What you are asked to do -> Filter the listing below, copying every line in which the word "Municipality" appears.

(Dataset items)
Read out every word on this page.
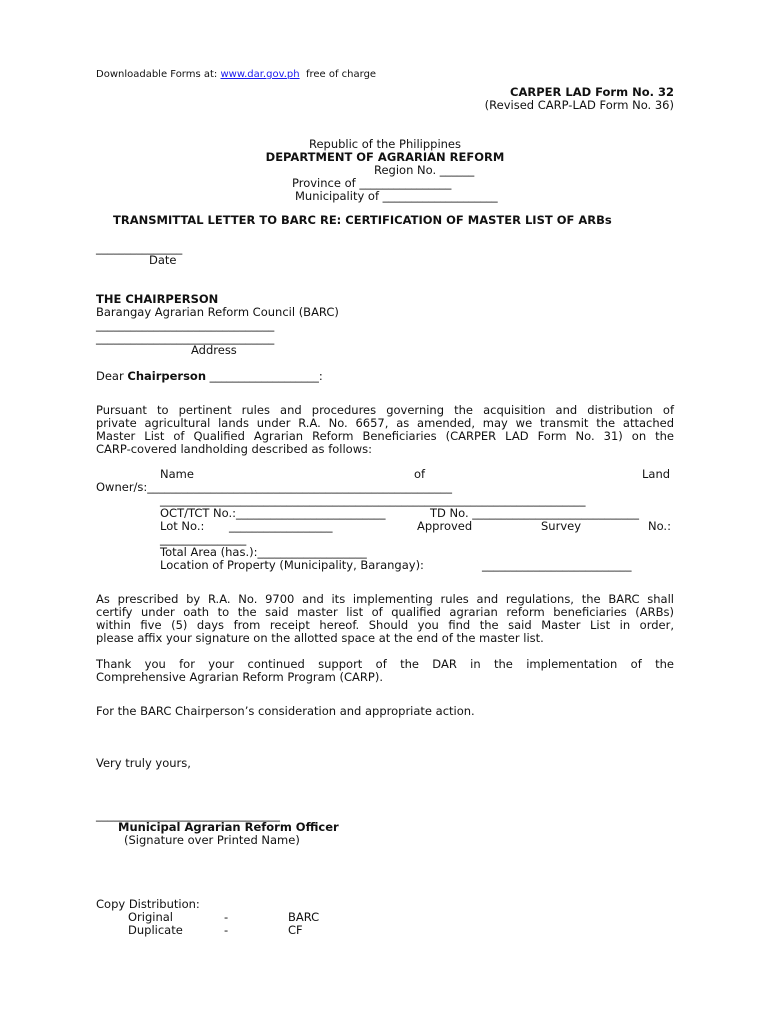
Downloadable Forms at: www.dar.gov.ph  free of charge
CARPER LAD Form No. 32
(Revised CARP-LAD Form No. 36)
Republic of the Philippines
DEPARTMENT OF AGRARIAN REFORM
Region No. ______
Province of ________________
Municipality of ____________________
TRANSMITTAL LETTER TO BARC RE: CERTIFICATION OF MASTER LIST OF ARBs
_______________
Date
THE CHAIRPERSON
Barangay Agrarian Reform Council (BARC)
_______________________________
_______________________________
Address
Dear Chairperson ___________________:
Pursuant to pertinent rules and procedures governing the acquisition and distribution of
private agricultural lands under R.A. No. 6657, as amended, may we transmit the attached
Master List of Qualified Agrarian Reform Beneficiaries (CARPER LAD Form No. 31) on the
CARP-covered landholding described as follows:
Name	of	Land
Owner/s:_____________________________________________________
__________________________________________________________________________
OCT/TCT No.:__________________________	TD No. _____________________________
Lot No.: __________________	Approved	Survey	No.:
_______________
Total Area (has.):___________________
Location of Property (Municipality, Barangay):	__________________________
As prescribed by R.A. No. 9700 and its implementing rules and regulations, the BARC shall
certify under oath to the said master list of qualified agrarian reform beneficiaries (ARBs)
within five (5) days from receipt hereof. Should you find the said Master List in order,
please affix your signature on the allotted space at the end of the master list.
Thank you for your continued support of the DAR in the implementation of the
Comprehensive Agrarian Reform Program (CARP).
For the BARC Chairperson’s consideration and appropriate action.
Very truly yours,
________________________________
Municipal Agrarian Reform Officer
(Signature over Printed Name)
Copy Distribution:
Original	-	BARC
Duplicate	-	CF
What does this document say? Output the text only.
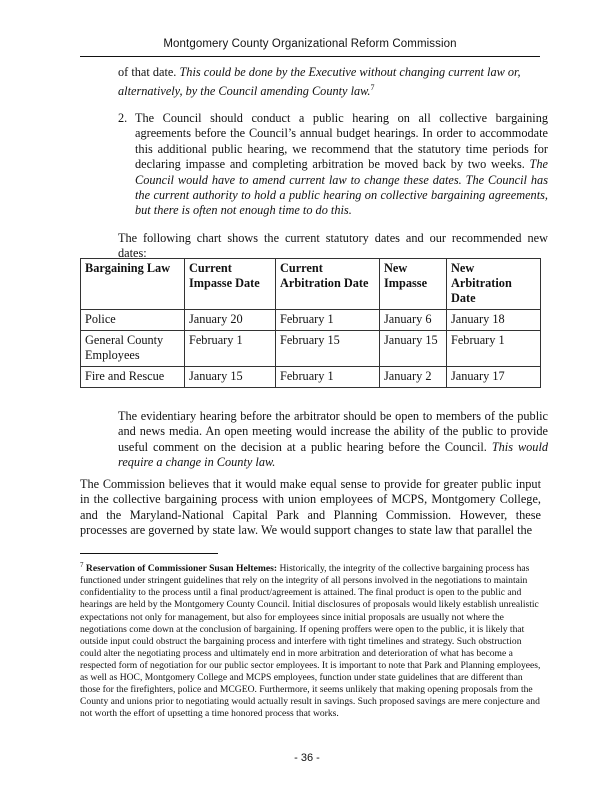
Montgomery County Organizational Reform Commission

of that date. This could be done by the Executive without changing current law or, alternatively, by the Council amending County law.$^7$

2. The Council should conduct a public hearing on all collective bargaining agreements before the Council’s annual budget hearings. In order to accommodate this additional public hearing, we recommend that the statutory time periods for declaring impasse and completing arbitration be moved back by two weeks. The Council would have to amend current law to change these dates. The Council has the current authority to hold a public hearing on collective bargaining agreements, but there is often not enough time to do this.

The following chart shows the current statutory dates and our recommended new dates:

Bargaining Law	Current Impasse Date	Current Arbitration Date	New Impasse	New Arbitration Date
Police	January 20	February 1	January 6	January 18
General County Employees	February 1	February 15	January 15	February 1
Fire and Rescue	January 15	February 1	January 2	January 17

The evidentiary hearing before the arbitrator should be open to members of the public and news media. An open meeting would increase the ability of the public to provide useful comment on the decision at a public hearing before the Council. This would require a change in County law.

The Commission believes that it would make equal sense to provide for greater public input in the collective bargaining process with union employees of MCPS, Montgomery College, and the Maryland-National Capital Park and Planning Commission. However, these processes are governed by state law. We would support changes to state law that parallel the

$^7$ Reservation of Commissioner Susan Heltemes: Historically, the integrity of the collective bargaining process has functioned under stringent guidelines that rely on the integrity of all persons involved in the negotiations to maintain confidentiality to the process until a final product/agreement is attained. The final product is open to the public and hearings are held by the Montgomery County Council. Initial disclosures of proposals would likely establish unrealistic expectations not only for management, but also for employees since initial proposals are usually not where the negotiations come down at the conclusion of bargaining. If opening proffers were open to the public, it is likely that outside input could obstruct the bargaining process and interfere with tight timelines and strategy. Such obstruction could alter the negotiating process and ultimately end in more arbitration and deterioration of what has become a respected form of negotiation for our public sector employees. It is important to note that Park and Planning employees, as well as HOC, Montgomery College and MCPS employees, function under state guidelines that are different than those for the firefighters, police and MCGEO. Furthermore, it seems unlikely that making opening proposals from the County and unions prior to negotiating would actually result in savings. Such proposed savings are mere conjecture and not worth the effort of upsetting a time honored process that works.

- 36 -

...

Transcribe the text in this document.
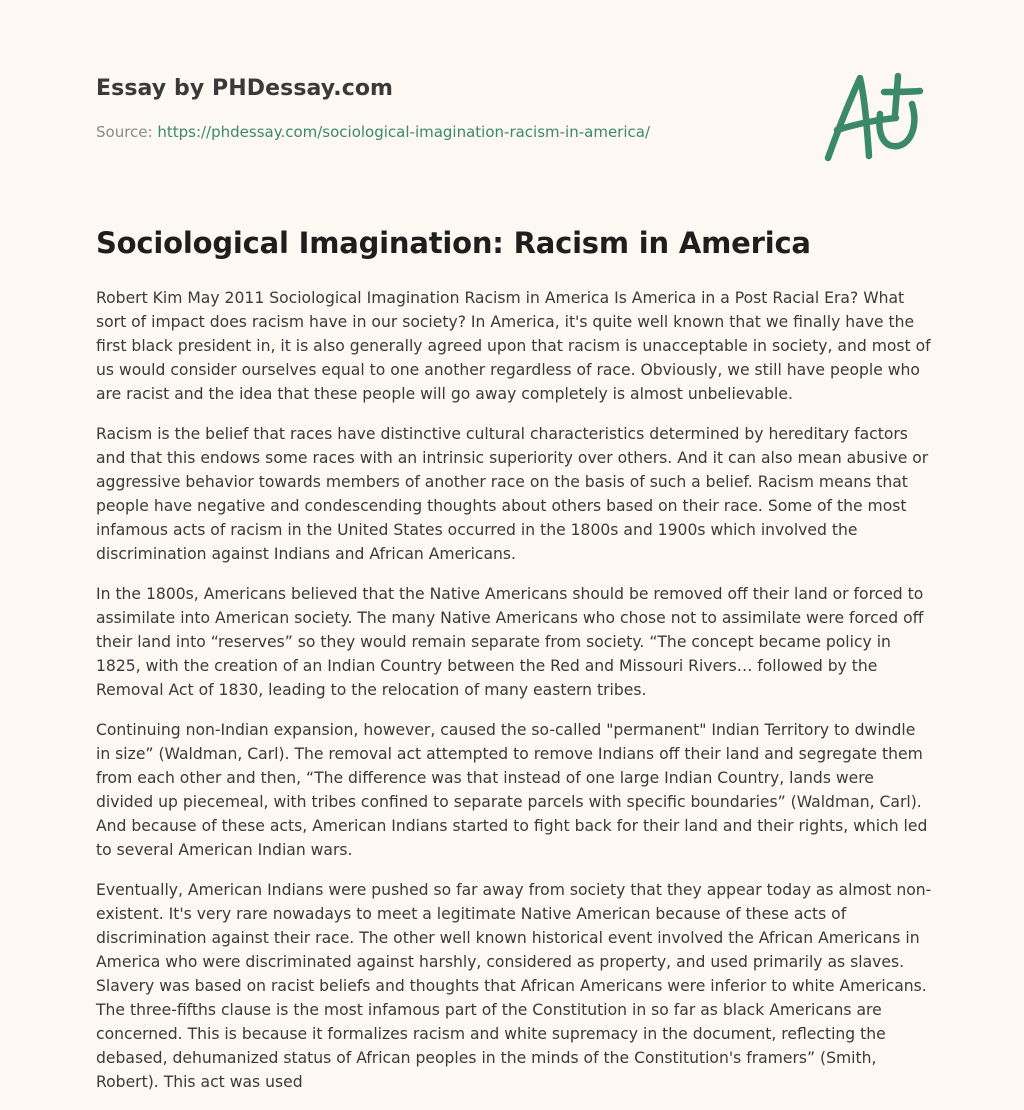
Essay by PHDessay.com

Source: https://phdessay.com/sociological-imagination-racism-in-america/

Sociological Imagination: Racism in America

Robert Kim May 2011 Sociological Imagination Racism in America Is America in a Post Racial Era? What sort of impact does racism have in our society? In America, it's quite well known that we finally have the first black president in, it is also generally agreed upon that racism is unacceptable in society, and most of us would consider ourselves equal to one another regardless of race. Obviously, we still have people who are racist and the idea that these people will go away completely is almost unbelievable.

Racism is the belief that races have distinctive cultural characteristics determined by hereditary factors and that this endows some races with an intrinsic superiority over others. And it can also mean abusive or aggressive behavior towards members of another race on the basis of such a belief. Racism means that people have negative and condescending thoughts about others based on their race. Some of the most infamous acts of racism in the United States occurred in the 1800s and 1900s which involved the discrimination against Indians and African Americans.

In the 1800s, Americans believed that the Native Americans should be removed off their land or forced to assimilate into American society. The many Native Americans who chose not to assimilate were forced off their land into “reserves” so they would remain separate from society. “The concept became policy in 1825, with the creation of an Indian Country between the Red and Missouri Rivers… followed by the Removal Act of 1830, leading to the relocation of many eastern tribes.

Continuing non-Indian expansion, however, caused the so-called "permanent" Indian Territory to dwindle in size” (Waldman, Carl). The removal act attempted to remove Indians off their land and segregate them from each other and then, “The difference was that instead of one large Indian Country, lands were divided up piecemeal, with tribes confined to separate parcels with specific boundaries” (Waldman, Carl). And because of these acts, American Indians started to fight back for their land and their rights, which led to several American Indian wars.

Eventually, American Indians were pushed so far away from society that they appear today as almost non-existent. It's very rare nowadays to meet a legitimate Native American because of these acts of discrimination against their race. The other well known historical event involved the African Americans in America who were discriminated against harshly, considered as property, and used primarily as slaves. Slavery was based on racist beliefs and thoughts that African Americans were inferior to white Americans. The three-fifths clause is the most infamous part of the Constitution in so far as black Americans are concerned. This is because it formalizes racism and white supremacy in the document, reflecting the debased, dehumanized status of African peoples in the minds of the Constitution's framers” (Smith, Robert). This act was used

Exercise result ->
Municipality of ____________________
Location of Property (Municipality, Barangay):	__________________________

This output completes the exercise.